* Start RECORDS FOR THE EXERCISE *
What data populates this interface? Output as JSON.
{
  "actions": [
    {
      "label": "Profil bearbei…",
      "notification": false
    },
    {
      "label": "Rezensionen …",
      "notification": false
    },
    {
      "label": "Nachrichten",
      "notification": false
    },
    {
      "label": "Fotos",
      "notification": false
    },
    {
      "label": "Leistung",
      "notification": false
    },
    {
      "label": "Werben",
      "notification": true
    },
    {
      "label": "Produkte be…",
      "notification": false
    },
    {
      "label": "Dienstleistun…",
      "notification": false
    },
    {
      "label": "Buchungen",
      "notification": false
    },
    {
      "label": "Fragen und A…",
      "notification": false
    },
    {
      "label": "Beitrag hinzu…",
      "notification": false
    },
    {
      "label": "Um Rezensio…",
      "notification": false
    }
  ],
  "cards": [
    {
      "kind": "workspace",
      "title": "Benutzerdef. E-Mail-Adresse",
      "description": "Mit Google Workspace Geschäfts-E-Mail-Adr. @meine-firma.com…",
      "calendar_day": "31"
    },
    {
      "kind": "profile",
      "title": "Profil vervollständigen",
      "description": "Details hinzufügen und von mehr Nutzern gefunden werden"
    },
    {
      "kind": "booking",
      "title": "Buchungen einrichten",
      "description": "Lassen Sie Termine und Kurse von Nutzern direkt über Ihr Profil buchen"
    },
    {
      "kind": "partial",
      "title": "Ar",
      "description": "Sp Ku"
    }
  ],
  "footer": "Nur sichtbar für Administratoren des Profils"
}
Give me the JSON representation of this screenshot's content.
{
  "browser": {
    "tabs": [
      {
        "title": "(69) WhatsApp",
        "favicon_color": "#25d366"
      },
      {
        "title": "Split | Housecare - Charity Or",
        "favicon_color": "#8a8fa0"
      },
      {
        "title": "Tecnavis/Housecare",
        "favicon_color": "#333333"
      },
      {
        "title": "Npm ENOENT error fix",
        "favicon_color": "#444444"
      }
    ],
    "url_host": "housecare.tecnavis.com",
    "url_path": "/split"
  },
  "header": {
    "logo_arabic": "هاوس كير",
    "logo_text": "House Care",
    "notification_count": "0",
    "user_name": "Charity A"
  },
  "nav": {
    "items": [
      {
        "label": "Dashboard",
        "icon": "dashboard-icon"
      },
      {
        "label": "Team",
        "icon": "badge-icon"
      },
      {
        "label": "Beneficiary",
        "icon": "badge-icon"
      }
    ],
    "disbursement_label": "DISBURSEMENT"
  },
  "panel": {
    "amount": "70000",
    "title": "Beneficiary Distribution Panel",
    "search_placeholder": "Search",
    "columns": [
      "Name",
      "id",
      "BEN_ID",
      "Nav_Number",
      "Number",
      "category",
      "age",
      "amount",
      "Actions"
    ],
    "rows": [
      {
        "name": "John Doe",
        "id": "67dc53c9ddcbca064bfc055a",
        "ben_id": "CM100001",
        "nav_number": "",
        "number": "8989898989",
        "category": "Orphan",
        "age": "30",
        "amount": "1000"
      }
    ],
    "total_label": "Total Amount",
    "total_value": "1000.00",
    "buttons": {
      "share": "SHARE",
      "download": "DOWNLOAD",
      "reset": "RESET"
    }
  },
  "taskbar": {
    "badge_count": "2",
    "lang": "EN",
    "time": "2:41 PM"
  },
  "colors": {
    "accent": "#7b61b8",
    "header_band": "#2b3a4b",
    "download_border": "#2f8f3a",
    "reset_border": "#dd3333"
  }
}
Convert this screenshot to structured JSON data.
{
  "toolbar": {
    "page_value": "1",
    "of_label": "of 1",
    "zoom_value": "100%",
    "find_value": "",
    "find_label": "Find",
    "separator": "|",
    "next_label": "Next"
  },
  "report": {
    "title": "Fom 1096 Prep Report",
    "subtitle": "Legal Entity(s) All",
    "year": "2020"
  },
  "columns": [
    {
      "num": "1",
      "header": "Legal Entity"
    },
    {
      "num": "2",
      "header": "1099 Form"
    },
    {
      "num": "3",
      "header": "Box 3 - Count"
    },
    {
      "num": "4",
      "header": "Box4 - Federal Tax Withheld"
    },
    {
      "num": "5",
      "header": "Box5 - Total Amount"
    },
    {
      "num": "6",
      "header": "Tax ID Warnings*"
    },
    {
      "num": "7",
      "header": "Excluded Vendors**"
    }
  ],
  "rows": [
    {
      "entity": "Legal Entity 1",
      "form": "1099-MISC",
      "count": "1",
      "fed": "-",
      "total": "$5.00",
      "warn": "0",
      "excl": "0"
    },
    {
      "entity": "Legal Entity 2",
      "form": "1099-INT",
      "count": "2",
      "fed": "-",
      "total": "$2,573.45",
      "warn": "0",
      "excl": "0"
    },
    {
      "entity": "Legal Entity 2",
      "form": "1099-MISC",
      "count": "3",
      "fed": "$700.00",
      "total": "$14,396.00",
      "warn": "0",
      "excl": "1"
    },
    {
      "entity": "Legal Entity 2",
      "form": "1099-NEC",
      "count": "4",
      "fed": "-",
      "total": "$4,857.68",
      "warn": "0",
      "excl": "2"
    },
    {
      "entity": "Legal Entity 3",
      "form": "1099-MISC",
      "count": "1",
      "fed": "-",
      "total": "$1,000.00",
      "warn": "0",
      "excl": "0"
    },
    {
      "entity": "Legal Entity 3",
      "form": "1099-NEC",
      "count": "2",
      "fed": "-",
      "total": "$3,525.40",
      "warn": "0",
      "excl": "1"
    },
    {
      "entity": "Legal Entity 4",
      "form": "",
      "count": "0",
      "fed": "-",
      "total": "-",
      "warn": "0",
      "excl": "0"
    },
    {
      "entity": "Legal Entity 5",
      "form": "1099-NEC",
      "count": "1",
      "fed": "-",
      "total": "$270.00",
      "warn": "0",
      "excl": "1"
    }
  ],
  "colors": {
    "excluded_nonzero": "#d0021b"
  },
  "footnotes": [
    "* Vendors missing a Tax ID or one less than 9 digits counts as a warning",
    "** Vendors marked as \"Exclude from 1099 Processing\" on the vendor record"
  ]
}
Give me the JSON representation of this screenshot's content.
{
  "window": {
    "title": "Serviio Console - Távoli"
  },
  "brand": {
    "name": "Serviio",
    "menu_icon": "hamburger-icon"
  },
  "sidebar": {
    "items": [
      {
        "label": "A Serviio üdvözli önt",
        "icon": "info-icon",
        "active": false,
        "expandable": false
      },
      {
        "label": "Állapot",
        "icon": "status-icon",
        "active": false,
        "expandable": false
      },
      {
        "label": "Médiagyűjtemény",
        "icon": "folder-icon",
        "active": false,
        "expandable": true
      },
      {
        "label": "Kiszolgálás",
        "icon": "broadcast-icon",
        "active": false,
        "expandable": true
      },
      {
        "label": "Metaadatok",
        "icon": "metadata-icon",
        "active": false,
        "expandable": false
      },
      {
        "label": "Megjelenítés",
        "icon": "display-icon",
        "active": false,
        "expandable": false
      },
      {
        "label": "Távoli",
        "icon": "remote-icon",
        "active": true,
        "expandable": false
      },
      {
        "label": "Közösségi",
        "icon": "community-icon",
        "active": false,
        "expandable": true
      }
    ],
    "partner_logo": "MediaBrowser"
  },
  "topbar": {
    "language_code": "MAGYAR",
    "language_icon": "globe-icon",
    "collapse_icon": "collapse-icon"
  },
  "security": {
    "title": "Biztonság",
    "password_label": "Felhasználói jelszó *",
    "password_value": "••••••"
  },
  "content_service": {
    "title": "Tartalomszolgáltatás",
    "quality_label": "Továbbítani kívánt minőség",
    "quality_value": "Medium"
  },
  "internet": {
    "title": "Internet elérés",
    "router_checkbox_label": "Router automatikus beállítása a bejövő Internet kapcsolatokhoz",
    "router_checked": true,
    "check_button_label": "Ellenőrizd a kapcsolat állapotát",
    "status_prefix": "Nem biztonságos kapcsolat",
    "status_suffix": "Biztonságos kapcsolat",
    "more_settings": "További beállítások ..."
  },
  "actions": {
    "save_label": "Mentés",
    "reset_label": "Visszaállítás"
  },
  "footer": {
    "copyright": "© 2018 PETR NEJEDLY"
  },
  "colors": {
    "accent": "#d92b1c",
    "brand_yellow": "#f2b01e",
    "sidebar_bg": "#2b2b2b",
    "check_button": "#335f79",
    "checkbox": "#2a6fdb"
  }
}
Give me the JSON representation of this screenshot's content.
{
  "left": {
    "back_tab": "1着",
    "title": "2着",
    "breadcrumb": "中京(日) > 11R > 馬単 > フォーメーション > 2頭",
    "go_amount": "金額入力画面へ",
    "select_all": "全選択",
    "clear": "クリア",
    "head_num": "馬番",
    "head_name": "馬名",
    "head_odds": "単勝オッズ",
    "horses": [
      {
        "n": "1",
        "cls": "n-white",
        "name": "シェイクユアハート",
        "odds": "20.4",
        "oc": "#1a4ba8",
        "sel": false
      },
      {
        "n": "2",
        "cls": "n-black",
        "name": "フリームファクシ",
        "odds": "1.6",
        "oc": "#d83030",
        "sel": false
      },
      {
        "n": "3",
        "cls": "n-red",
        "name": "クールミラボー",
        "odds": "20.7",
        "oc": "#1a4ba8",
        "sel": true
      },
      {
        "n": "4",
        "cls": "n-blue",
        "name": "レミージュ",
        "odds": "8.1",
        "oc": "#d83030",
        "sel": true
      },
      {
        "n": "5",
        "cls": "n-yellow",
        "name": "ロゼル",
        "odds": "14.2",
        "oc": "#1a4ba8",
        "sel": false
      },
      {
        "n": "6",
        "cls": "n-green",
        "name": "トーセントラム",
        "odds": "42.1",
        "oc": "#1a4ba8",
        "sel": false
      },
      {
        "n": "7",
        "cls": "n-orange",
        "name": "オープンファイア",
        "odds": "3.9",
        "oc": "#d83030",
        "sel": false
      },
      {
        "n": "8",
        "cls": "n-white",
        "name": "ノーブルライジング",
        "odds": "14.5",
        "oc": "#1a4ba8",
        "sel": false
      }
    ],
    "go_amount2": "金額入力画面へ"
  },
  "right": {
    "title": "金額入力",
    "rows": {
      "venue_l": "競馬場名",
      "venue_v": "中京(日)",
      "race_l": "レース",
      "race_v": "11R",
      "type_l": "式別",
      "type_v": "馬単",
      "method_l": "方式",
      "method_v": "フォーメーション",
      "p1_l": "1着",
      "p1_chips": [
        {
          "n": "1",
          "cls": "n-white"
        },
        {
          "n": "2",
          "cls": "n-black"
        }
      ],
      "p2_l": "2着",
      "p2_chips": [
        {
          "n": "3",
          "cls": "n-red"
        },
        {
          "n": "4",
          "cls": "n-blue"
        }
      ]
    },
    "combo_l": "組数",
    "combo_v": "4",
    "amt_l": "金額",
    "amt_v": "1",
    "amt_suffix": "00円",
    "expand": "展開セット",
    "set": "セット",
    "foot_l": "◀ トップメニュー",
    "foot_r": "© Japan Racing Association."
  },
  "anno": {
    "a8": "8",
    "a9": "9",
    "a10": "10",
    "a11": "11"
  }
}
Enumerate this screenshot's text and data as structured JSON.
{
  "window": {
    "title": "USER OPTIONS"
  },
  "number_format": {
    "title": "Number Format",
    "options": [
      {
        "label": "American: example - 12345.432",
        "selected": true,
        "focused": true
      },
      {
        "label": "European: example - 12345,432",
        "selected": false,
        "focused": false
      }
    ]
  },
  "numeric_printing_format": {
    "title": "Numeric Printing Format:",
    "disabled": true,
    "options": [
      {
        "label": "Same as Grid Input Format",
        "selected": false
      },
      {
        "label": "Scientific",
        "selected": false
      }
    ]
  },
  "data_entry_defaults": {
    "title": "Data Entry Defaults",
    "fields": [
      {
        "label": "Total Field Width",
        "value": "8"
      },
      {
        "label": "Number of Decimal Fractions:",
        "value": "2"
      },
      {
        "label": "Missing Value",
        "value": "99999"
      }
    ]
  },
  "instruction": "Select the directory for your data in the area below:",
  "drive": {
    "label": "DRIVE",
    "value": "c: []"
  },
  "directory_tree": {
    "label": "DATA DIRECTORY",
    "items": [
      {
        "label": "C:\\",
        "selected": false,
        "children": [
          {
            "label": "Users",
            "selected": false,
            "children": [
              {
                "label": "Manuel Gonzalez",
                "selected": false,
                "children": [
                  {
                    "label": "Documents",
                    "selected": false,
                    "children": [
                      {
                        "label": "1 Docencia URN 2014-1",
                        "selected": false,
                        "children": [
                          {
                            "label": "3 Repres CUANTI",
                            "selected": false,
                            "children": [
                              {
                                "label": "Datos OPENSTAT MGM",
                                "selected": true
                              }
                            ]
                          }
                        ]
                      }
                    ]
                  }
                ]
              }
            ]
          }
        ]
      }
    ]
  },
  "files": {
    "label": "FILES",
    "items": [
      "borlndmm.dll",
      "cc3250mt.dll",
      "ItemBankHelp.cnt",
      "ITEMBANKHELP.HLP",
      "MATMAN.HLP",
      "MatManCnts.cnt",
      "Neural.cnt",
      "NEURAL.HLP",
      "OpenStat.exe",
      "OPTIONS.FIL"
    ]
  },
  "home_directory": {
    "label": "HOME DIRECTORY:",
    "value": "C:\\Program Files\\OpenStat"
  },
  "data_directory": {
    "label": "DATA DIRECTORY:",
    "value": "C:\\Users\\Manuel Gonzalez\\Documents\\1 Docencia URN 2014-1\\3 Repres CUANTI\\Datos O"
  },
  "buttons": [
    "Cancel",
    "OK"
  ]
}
* End RECORDS FOR THE EXERCISE *
List every line above that contains the word "Datos".

                                "label": "Datos OPENSTAT MGM",
    "value": "C:\\Users\\Manuel Gonzalez\\Documents\\1 Docencia URN 2014-1\\3 Repres CUANTI\\Datos O"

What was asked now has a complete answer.